-- BEGIN --

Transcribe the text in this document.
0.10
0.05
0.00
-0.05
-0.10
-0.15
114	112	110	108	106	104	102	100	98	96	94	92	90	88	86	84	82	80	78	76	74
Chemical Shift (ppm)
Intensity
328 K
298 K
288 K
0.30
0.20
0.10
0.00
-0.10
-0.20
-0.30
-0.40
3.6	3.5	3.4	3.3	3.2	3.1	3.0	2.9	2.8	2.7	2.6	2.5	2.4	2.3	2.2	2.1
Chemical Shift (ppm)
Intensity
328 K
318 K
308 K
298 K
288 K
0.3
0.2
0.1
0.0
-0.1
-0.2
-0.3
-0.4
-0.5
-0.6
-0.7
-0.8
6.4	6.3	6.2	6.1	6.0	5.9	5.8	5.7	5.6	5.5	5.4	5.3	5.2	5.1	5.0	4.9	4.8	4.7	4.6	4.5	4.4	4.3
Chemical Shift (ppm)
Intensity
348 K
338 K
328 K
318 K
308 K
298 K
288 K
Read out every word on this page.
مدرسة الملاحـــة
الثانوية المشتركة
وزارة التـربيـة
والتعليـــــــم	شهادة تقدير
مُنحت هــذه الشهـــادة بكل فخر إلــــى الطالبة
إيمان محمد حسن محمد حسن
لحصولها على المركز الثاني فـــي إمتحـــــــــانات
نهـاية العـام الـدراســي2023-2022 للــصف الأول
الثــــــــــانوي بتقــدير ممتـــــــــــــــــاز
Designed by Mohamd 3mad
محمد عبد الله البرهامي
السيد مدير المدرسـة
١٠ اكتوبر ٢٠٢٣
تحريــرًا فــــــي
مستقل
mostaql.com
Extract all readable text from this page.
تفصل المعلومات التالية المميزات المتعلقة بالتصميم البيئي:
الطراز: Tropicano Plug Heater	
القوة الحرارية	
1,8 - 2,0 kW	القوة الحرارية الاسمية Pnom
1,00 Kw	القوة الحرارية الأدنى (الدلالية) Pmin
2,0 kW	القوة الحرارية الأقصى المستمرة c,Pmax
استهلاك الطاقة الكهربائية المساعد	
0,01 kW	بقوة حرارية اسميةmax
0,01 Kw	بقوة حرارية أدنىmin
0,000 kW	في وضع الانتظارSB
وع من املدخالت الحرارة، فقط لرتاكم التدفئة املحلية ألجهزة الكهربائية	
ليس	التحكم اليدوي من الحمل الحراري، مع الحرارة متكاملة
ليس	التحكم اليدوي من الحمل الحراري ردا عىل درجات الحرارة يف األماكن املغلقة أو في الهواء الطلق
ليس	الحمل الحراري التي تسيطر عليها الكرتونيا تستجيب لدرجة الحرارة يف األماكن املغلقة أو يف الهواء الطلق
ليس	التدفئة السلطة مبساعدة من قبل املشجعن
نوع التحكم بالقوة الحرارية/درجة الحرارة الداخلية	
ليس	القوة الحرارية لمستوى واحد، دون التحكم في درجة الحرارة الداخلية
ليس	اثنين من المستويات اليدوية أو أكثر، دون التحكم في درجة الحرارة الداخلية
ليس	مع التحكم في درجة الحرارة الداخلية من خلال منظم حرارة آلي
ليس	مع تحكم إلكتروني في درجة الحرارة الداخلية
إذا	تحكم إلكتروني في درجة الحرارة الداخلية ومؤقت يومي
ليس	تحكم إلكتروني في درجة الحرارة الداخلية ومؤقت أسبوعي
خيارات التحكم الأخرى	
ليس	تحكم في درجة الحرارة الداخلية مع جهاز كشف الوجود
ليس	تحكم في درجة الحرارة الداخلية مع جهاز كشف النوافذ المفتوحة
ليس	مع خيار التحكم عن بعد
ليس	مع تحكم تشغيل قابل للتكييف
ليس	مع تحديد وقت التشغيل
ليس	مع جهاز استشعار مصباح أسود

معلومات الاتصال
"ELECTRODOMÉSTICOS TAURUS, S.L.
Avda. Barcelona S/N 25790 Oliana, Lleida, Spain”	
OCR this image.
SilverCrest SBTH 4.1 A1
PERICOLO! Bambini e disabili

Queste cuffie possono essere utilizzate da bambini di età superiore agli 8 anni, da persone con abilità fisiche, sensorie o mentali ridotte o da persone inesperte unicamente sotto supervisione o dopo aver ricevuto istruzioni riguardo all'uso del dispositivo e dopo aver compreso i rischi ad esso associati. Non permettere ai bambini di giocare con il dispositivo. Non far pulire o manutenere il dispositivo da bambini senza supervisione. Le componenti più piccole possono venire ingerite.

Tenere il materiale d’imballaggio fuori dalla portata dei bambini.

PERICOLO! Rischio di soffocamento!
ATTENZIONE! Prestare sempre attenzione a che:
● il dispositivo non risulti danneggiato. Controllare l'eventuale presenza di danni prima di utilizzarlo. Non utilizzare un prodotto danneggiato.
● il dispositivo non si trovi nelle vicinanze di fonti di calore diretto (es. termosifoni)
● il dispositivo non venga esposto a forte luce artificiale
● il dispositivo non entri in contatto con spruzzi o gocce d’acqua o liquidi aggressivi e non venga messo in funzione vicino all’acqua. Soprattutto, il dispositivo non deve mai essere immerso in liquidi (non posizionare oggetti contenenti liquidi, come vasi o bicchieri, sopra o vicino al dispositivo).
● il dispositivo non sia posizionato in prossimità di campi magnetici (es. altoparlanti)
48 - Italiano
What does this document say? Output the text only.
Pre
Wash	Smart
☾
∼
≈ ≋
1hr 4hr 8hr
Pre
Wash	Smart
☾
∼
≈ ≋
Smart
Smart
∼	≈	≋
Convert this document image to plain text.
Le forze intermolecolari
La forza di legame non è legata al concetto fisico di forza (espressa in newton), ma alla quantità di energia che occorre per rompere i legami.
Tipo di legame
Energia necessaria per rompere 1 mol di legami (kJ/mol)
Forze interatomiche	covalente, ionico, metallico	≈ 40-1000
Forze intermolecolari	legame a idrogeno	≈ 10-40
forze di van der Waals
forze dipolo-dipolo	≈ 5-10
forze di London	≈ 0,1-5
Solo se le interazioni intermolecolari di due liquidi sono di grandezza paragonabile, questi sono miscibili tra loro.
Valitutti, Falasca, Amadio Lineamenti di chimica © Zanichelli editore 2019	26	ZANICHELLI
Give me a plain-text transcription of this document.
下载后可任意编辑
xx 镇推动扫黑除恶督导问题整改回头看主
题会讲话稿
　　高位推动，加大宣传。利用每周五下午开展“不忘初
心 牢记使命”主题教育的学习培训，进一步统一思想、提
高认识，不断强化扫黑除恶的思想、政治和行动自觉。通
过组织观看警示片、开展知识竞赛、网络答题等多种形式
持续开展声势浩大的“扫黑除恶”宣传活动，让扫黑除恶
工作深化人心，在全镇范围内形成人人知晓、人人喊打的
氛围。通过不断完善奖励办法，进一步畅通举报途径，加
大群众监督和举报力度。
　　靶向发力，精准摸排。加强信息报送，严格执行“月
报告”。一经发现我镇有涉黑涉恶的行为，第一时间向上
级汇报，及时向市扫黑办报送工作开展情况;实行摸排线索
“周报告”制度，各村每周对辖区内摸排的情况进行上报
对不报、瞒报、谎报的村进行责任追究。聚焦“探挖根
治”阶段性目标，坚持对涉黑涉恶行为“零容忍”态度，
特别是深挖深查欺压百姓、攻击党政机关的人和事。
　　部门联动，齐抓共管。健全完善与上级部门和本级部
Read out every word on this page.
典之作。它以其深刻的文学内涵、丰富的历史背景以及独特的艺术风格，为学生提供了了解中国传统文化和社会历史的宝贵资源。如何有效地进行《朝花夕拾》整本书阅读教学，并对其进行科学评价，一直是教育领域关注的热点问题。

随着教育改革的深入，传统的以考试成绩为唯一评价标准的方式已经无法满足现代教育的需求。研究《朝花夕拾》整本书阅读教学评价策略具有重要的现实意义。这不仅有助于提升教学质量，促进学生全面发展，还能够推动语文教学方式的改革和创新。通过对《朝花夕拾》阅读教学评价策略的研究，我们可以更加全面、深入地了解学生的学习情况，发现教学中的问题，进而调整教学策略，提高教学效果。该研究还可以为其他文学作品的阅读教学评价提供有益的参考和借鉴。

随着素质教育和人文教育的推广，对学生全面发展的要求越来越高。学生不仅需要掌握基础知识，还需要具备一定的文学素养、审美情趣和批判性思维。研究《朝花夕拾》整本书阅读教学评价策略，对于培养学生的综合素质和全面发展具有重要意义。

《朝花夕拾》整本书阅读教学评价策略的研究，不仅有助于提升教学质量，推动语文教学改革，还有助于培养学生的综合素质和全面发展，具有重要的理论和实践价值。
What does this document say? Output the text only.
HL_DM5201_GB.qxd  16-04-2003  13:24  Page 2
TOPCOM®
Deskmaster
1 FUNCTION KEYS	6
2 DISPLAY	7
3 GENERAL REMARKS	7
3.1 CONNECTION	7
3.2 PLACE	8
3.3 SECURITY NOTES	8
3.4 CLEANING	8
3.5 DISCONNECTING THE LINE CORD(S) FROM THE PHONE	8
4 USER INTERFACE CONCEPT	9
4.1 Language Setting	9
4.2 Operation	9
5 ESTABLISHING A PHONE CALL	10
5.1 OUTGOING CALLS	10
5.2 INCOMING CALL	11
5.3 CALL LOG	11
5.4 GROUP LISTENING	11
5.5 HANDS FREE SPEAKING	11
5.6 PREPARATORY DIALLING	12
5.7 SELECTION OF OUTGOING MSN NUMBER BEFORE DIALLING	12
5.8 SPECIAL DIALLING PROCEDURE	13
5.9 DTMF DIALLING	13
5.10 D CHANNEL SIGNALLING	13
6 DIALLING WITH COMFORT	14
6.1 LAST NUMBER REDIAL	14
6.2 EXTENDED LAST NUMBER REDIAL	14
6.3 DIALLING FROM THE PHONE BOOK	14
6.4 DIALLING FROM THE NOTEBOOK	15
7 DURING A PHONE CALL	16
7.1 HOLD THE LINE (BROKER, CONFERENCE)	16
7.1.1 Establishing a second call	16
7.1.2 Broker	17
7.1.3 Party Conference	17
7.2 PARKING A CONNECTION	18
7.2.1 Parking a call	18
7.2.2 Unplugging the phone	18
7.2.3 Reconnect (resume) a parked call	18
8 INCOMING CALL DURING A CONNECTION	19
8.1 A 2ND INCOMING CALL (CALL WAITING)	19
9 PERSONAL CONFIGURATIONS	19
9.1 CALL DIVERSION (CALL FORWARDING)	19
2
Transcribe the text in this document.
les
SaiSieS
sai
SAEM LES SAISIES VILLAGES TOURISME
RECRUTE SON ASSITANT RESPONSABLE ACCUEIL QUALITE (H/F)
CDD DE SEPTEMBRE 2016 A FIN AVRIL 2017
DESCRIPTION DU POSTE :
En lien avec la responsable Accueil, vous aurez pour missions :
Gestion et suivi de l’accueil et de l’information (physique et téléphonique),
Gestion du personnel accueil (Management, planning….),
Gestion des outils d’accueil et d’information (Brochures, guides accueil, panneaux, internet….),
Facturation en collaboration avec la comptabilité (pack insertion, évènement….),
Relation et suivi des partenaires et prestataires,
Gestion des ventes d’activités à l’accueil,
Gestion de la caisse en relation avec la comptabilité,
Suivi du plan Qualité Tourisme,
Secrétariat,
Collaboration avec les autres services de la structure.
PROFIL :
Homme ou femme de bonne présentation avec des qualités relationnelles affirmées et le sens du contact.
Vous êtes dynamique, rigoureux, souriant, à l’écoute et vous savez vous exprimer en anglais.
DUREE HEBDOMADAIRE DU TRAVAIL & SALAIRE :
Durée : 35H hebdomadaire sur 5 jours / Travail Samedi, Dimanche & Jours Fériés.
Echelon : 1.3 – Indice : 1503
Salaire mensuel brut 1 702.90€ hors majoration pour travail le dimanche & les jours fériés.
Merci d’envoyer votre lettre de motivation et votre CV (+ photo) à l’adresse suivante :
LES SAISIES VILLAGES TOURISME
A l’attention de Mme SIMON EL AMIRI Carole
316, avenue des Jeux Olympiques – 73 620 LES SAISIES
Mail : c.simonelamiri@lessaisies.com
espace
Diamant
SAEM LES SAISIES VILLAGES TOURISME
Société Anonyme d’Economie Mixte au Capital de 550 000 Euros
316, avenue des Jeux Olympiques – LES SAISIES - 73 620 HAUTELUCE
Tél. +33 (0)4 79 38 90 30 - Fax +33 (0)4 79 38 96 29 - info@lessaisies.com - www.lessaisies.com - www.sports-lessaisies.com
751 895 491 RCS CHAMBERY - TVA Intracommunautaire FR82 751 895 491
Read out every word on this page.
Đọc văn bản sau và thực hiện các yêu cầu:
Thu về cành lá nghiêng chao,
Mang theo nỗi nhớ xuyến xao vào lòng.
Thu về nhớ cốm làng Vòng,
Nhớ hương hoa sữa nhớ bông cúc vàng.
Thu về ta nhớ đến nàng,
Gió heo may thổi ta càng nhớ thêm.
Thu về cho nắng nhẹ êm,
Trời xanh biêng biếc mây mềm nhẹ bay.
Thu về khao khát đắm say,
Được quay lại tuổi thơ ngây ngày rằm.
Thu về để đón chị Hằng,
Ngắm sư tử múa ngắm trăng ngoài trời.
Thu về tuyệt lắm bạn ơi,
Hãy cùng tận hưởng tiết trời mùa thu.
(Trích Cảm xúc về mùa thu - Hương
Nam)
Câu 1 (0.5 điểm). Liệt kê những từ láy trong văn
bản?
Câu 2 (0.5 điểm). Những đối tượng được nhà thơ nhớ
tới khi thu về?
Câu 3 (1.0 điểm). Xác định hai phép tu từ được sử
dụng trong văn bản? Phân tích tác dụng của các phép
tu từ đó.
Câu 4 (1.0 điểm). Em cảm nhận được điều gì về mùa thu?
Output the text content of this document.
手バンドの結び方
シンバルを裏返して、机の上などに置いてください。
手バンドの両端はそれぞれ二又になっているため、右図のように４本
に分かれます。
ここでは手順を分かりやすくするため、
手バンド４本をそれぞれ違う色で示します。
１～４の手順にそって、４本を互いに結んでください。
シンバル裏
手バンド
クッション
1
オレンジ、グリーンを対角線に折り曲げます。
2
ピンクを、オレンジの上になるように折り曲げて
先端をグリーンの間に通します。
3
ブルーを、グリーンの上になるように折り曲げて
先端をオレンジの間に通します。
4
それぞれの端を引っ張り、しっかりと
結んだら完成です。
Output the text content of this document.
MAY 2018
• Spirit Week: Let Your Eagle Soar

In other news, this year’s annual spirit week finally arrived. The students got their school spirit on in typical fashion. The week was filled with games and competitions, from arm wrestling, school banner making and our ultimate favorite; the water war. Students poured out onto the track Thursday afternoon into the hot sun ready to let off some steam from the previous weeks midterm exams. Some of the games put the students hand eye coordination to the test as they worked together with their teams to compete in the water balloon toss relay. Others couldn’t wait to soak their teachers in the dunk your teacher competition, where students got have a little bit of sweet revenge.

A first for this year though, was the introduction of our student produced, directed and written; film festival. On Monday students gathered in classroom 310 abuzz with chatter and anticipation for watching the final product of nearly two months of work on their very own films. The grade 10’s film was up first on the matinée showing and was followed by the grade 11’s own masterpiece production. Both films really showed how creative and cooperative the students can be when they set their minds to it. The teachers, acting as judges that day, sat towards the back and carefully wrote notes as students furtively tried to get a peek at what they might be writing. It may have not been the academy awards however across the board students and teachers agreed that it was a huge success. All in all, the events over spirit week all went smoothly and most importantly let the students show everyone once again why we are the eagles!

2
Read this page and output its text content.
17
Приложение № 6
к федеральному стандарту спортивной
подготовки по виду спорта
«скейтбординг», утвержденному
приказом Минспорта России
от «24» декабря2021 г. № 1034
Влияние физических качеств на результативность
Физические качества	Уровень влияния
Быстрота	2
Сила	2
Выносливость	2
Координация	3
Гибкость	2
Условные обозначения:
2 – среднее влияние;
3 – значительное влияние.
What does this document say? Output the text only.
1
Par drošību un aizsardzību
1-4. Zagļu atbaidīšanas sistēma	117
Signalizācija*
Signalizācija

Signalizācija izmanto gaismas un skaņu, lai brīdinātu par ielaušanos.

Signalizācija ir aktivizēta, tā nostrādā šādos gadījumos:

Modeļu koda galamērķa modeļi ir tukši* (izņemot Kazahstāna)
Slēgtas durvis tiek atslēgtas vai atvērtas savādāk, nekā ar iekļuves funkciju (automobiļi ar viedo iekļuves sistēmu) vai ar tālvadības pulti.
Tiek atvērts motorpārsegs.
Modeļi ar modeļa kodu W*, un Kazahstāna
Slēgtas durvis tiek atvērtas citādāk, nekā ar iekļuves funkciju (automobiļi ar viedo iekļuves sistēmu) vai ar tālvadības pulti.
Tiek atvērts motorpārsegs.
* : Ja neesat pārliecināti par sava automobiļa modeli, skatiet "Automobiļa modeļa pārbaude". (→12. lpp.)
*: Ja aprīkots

-- END --

Give back exactly the lines from the line holding "Read this page and output its text content." through the last line of the listing, including both.

Read this page and output its text content.
17
Приложение № 6
к федеральному стандарту спортивной
подготовки по виду спорта
«скейтбординг», утвержденному
приказом Минспорта России
от «24» декабря2021 г. № 1034
Влияние физических качеств на результативность
Физические качества	Уровень влияния
Быстрота	2
Сила	2
Выносливость	2
Координация	3
Гибкость	2
Условные обозначения:
2 – среднее влияние;
3 – значительное влияние.
What does this document say? Output the text only.
1
Par drošību un aizsardzību
1-4. Zagļu atbaidīšanas sistēma	117
Signalizācija*
Signalizācija

Signalizācija izmanto gaismas un skaņu, lai brīdinātu par ielaušanos.

Signalizācija ir aktivizēta, tā nostrādā šādos gadījumos:

Modeļu koda galamērķa modeļi ir tukši* (izņemot Kazahstāna)
Slēgtas durvis tiek atslēgtas vai atvērtas savādāk, nekā ar iekļuves funkciju (automobiļi ar viedo iekļuves sistēmu) vai ar tālvadības pulti.
Tiek atvērts motorpārsegs.
Modeļi ar modeļa kodu W*, un Kazahstāna
Slēgtas durvis tiek atvērtas citādāk, nekā ar iekļuves funkciju (automobiļi ar viedo iekļuves sistēmu) vai ar tālvadības pulti.
Tiek atvērts motorpārsegs.
* : Ja neesat pārliecināti par sava automobiļa modeli, skatiet "Automobiļa modeļa pārbaude". (→12. lpp.)
*: Ja aprīkots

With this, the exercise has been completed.